* **MATERIAL SUPPLIED**
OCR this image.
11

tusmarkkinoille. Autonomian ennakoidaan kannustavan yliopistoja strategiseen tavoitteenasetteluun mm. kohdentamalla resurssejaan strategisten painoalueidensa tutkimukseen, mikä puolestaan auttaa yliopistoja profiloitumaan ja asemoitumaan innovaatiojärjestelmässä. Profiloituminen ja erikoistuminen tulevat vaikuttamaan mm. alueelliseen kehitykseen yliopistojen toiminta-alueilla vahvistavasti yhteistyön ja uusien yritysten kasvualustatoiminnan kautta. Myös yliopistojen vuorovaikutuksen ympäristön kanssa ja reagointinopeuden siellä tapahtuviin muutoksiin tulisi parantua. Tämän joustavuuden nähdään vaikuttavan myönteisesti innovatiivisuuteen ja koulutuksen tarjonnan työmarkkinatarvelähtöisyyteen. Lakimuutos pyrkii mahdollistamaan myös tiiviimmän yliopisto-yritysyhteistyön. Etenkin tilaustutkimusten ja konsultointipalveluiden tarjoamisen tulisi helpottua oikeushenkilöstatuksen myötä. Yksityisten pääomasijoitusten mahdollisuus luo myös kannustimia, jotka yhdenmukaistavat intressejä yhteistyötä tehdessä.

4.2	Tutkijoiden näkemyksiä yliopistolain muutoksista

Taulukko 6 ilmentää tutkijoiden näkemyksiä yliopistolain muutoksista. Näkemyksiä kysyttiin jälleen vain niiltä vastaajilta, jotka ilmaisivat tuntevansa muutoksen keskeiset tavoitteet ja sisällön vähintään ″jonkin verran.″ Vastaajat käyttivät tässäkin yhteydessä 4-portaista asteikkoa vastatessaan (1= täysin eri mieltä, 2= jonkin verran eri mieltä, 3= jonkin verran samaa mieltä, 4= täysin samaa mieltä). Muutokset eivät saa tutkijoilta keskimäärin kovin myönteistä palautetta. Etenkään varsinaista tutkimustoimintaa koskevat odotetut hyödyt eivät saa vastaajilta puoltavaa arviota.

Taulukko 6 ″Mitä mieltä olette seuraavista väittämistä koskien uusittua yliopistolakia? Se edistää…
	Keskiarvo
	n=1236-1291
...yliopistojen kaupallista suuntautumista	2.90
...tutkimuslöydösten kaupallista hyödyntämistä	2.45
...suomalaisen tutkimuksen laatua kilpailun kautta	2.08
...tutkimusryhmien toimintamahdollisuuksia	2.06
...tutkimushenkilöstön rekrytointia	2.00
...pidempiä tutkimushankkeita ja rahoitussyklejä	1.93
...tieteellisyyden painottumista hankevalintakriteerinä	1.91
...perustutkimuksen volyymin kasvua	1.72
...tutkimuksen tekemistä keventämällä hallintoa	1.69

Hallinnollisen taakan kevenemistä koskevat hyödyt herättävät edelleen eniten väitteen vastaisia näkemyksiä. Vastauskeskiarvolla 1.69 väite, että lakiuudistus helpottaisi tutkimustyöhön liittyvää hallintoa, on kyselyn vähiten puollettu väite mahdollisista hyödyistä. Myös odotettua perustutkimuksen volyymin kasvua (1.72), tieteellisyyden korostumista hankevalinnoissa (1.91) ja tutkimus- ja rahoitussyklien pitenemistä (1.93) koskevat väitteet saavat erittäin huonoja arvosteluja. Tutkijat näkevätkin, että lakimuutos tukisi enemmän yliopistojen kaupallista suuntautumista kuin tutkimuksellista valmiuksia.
==
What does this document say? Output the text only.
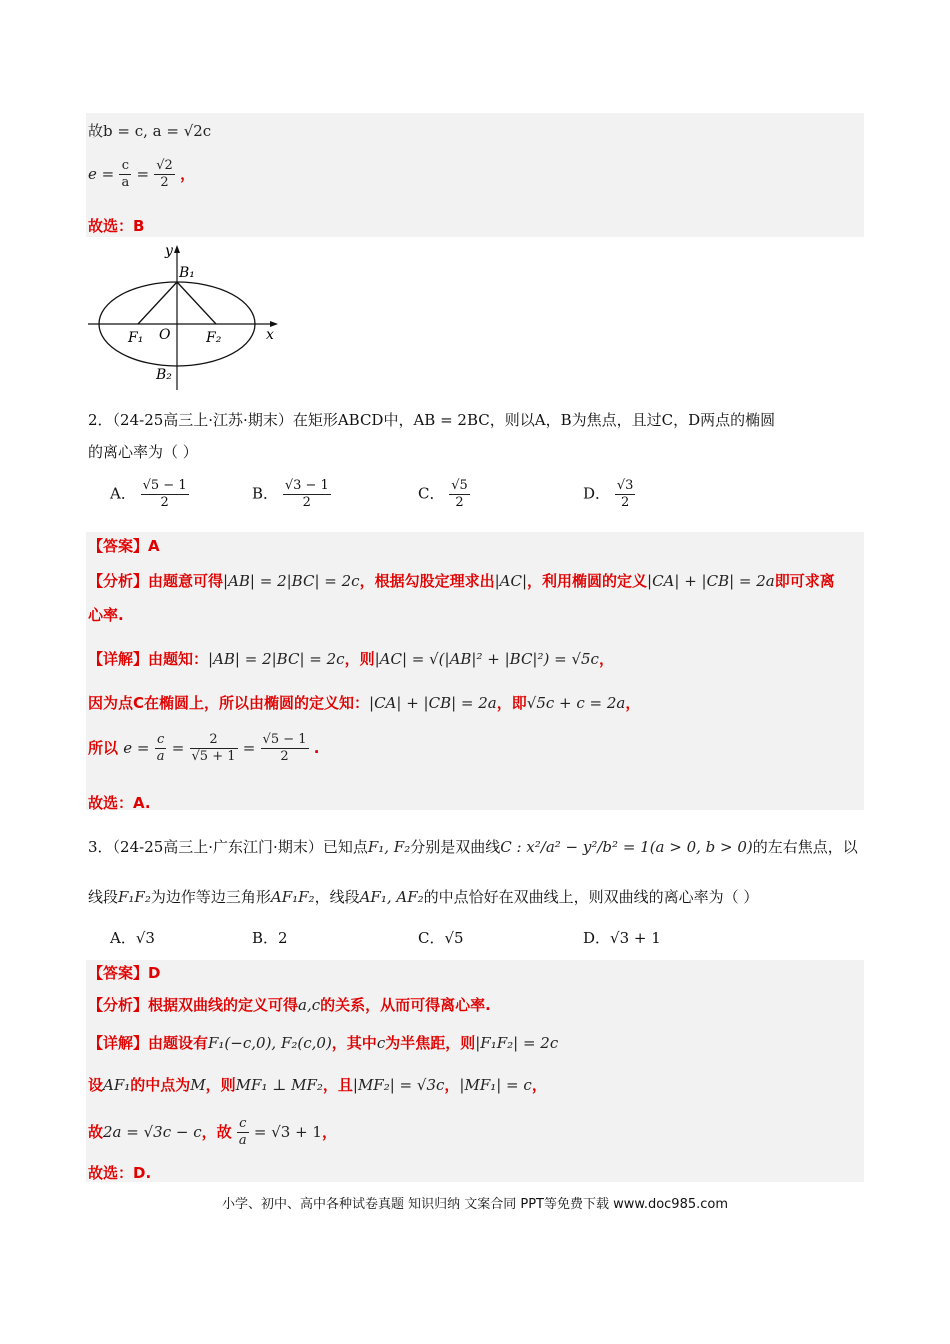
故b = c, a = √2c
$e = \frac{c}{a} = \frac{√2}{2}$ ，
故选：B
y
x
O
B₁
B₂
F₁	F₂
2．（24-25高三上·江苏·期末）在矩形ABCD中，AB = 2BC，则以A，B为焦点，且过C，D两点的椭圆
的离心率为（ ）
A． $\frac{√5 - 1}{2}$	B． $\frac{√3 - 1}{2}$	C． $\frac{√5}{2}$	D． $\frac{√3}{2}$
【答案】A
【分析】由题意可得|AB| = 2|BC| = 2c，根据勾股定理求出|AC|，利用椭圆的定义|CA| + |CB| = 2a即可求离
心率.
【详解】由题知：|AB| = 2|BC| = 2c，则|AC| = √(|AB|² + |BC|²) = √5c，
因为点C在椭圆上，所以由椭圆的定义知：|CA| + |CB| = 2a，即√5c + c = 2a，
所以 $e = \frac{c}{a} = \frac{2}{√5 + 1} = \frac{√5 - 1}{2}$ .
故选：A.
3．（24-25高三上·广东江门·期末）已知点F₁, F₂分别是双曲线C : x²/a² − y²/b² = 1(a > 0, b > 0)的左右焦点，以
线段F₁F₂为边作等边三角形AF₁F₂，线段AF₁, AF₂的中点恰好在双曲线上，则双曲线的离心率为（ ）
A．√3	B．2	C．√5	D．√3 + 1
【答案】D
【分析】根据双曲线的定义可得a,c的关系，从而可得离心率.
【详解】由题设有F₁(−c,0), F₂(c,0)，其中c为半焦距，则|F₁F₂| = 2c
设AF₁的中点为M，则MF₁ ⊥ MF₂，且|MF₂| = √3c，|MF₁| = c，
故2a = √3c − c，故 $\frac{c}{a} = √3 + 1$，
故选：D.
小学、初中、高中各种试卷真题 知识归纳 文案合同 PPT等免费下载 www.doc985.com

* **WHAT TO DO**
Using the listing above, list every line in which the string "yliopistolain" occurs.

* **IN RESPONSE**
4.2	Tutkijoiden näkemyksiä yliopistolain muutoksista
Taulukko 6 ilmentää tutkijoiden näkemyksiä yliopistolain muutoksista. Näkemyksiä kysyttiin jälleen vain niiltä vastaajilta, jotka ilmaisivat tuntevansa muutoksen keskeiset tavoitteet ja sisällön vähintään ″jonkin verran.″ Vastaajat käyttivät tässäkin yhteydessä 4-portaista asteikkoa vastatessaan (1= täysin eri mieltä, 2= jonkin verran eri mieltä, 3= jonkin verran samaa mieltä, 4= täysin samaa mieltä). Muutokset eivät saa tutkijoilta keskimäärin kovin myönteistä palautetta. Etenkään varsinaista tutkimustoimintaa koskevat odotetut hyödyt eivät saa vastaajilta puoltavaa arviota.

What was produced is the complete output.